Work required:
Render the lines from the one containing "data-point bbox=[101, 140, 114, 153]" up to and including the one containing "x-tick-label: 1965 bbox=[244, 402, 273, 416]" as a Markdown table with the columns No. and Entry. Number each line and leave out any blank lines.

Data for the task:
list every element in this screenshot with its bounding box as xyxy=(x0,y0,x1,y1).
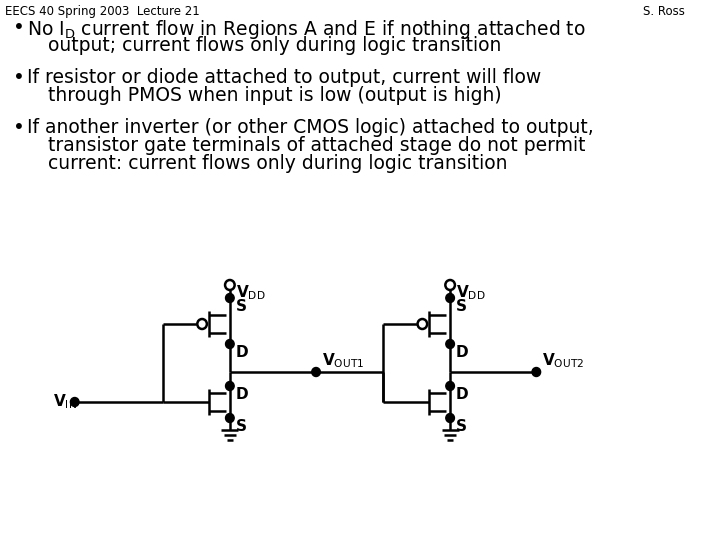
Text: V$_\mathrm{OUT2}$: V$_\mathrm{OUT2}$ xyxy=(542,352,584,370)
Text: •: • xyxy=(14,18,25,37)
Circle shape xyxy=(71,397,79,407)
Text: EECS 40 Spring 2003  Lecture 21: EECS 40 Spring 2003 Lecture 21 xyxy=(5,5,199,18)
Circle shape xyxy=(446,280,455,290)
Circle shape xyxy=(225,414,234,422)
Circle shape xyxy=(446,294,454,302)
Text: D: D xyxy=(235,387,248,402)
Circle shape xyxy=(225,280,235,290)
Circle shape xyxy=(312,368,320,376)
Text: S: S xyxy=(456,299,467,314)
Text: No I$_\mathrm{D}$ current flow in Regions A and E if nothing attached to: No I$_\mathrm{D}$ current flow in Region… xyxy=(27,18,585,41)
Text: S: S xyxy=(456,419,467,434)
Text: D: D xyxy=(235,345,248,360)
Text: •: • xyxy=(14,118,25,137)
Text: transistor gate terminals of attached stage do not permit: transistor gate terminals of attached st… xyxy=(48,136,585,155)
Text: If another inverter (or other CMOS logic) attached to output,: If another inverter (or other CMOS logic… xyxy=(27,118,593,137)
Text: V$_\mathrm{DD}$: V$_\mathrm{DD}$ xyxy=(456,283,485,302)
Text: through PMOS when input is low (output is high): through PMOS when input is low (output i… xyxy=(48,86,502,105)
Text: V$_\mathrm{DD}$: V$_\mathrm{DD}$ xyxy=(235,283,265,302)
Text: output; current flows only during logic transition: output; current flows only during logic … xyxy=(48,36,501,55)
Circle shape xyxy=(446,414,454,422)
Text: D: D xyxy=(456,387,469,402)
Circle shape xyxy=(446,340,454,348)
Text: V$_\mathrm{OUT1}$: V$_\mathrm{OUT1}$ xyxy=(322,352,364,370)
Circle shape xyxy=(225,381,234,390)
Circle shape xyxy=(197,319,207,329)
Circle shape xyxy=(418,319,427,329)
Circle shape xyxy=(532,368,541,376)
Text: S: S xyxy=(235,419,246,434)
Circle shape xyxy=(225,340,234,348)
Text: •: • xyxy=(14,68,25,87)
Text: V$_\mathrm{IN}$: V$_\mathrm{IN}$ xyxy=(53,393,76,411)
Text: S. Ross: S. Ross xyxy=(643,5,685,18)
Text: current: current flows only during logic transition: current: current flows only during logic… xyxy=(48,154,508,173)
Text: S: S xyxy=(235,299,246,314)
Text: If resistor or diode attached to output, current will flow: If resistor or diode attached to output,… xyxy=(27,68,541,87)
Text: D: D xyxy=(456,345,469,360)
Circle shape xyxy=(225,294,234,302)
Circle shape xyxy=(446,381,454,390)
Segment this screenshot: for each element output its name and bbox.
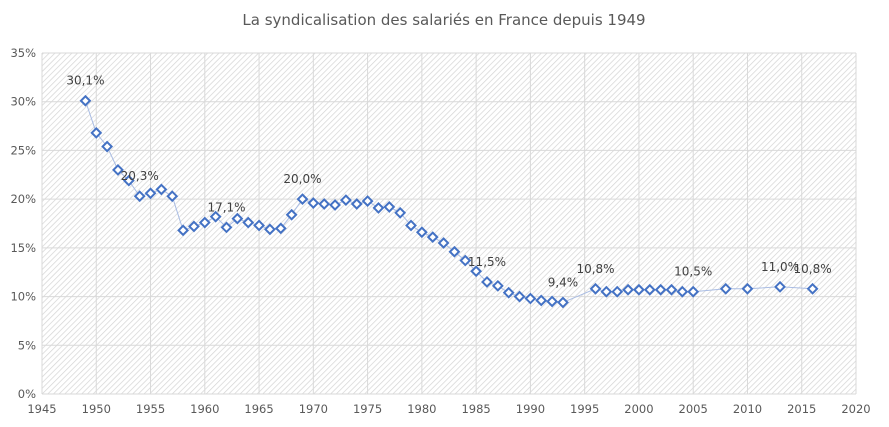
data-point bbox=[101, 140, 114, 153]
data-point bbox=[350, 198, 363, 210]
data-point bbox=[285, 208, 298, 221]
data-label: 11,5% bbox=[468, 255, 506, 269]
x-tick-label: 1980 bbox=[407, 402, 436, 416]
data-point bbox=[394, 206, 407, 219]
data-point bbox=[557, 296, 569, 309]
y-tick-label: 35% bbox=[10, 46, 36, 60]
data-point bbox=[513, 290, 526, 303]
data-point bbox=[546, 295, 559, 308]
data-point bbox=[177, 224, 190, 237]
data-point bbox=[654, 283, 667, 296]
data-point bbox=[372, 201, 385, 214]
x-tick-label: 1965 bbox=[244, 402, 273, 416]
data-point bbox=[774, 280, 786, 293]
data-point bbox=[622, 283, 634, 296]
data-point bbox=[209, 210, 222, 223]
y-tick-label: 5% bbox=[18, 338, 36, 352]
data-point bbox=[220, 221, 233, 234]
data-point bbox=[318, 198, 331, 210]
data-point bbox=[633, 283, 645, 296]
x-tick-label: 2020 bbox=[841, 402, 870, 416]
data-point bbox=[112, 164, 124, 176]
data-point bbox=[437, 237, 450, 249]
data-point bbox=[339, 194, 352, 207]
data-label: 10,5% bbox=[674, 265, 712, 279]
data-point bbox=[502, 286, 515, 299]
data-point bbox=[448, 245, 461, 258]
data-label: 10,8% bbox=[576, 262, 614, 276]
x-tick-label: 1960 bbox=[190, 402, 219, 416]
data-point bbox=[122, 174, 135, 187]
x-tick-label: 2015 bbox=[787, 402, 816, 416]
x-tick-label: 2000 bbox=[624, 402, 653, 416]
y-tick-label: 20% bbox=[10, 192, 36, 206]
data-point bbox=[524, 292, 537, 305]
data-point bbox=[481, 276, 493, 288]
data-point bbox=[687, 285, 700, 298]
data-point bbox=[296, 193, 309, 206]
data-point bbox=[383, 201, 396, 213]
data-label: 9,4% bbox=[548, 275, 579, 289]
x-tick-label: 2005 bbox=[679, 402, 708, 416]
data-label: 20,3% bbox=[121, 169, 159, 183]
data-point bbox=[144, 187, 157, 200]
data-point bbox=[307, 197, 320, 209]
data-point bbox=[90, 126, 103, 139]
data-point bbox=[459, 254, 472, 267]
data-point bbox=[535, 294, 548, 307]
x-tick-label: 2010 bbox=[733, 402, 762, 416]
y-tick-label: 10% bbox=[10, 290, 36, 304]
x-tick-label: 1975 bbox=[353, 402, 382, 416]
data-label: 30,1% bbox=[66, 74, 104, 88]
data-point bbox=[231, 212, 244, 225]
data-point bbox=[253, 219, 265, 232]
data-point bbox=[155, 183, 168, 196]
data-point bbox=[188, 220, 200, 233]
data-point bbox=[719, 282, 732, 295]
data-point bbox=[611, 285, 624, 298]
data-point bbox=[415, 226, 428, 239]
data-point bbox=[665, 283, 678, 296]
data-point bbox=[741, 282, 754, 295]
data-point bbox=[133, 190, 146, 203]
data-point bbox=[166, 190, 179, 203]
data-point bbox=[242, 216, 255, 229]
data-point bbox=[589, 282, 602, 295]
data-label: 11,0% bbox=[761, 260, 799, 274]
data-point bbox=[806, 282, 819, 295]
x-tick-label: 1970 bbox=[299, 402, 328, 416]
x-tick-label: 1955 bbox=[136, 402, 165, 416]
data-point bbox=[600, 285, 613, 298]
y-tick-label: 0% bbox=[18, 387, 36, 401]
data-point bbox=[274, 222, 287, 235]
y-tick-label: 25% bbox=[10, 143, 36, 157]
x-tick-label: 1950 bbox=[82, 402, 111, 416]
data-label: 17,1% bbox=[207, 200, 245, 214]
data-point bbox=[198, 216, 211, 229]
x-tick-label: 1985 bbox=[461, 402, 490, 416]
data-point bbox=[405, 219, 417, 232]
data-point bbox=[264, 223, 276, 236]
data-point bbox=[426, 231, 439, 244]
y-tick-label: 30% bbox=[10, 95, 36, 109]
plot-area bbox=[42, 53, 856, 394]
data-point bbox=[361, 195, 374, 208]
data-point bbox=[643, 283, 656, 296]
y-tick-label: 15% bbox=[10, 241, 36, 255]
x-tick-label: 1990 bbox=[516, 402, 545, 416]
x-tick-label: 1995 bbox=[570, 402, 599, 416]
data-label: 10,8% bbox=[794, 262, 832, 276]
data-point bbox=[470, 265, 483, 278]
data-label: 20,0% bbox=[283, 172, 321, 186]
data-point bbox=[491, 279, 504, 292]
x-tick-label: 1945 bbox=[27, 402, 56, 416]
data-point bbox=[79, 94, 92, 107]
data-point bbox=[329, 199, 341, 211]
chart-title: La syndicalisation des salariés en Franc… bbox=[242, 11, 645, 29]
data-point bbox=[676, 285, 689, 298]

Written answer:
| No. | Entry |
|---|---|
| 1 | data-point bbox=[101, 140, 114, 153] |
| 2 | data-point bbox=[350, 198, 363, 210] |
| 3 | data-point bbox=[285, 208, 298, 221] |
| 4 | data-label: 11,5% bbox=[468, 255, 506, 269] |
| 5 | x-tick-label: 1980 bbox=[407, 402, 436, 416] |
| 6 | data-point bbox=[394, 206, 407, 219] |
| 7 | data-point bbox=[557, 296, 569, 309] |
| 8 | y-tick-label: 35% bbox=[10, 46, 36, 60] |
| 9 | data-point bbox=[513, 290, 526, 303] |
| 10 | data-point bbox=[546, 295, 559, 308] |
| 11 | data-point bbox=[177, 224, 190, 237] |
| 12 | data-point bbox=[654, 283, 667, 296] |
| 13 | data-point bbox=[372, 201, 385, 214] |
| 14 | x-tick-label: 1965 bbox=[244, 402, 273, 416] |